● **Task to complete**
Pull out every line below containing the word "Plutôt".

[Begin Data provided]

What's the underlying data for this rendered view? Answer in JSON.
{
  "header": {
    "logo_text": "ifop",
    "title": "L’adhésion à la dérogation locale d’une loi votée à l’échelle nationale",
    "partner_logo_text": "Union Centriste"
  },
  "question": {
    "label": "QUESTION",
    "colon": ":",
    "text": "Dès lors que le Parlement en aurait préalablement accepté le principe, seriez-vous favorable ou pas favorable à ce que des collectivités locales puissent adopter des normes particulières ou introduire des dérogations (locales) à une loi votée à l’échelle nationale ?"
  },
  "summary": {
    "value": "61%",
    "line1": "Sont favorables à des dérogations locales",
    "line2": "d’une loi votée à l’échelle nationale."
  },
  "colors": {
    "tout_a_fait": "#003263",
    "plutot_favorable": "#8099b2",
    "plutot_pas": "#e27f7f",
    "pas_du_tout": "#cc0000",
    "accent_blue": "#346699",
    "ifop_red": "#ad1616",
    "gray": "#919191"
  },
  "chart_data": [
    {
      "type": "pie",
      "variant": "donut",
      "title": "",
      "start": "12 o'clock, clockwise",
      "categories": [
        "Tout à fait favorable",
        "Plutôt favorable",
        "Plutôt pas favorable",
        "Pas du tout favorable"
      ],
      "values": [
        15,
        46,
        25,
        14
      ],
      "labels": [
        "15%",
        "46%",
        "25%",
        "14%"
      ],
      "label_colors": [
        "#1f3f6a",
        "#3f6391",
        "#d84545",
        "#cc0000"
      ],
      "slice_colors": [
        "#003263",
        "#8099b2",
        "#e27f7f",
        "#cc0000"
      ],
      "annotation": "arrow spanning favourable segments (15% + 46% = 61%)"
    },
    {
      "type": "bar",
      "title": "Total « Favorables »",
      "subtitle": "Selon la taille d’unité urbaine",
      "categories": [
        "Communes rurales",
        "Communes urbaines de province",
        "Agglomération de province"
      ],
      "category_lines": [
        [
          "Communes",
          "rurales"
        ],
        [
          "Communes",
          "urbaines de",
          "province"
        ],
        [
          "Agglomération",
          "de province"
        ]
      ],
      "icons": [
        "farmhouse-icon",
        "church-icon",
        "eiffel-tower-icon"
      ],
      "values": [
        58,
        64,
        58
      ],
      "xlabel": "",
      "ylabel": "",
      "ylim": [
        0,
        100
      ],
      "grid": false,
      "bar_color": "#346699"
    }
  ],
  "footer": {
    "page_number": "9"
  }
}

[End Data provided]

● **Reply**
        "Plutôt favorable",
        "Plutôt pas favorable",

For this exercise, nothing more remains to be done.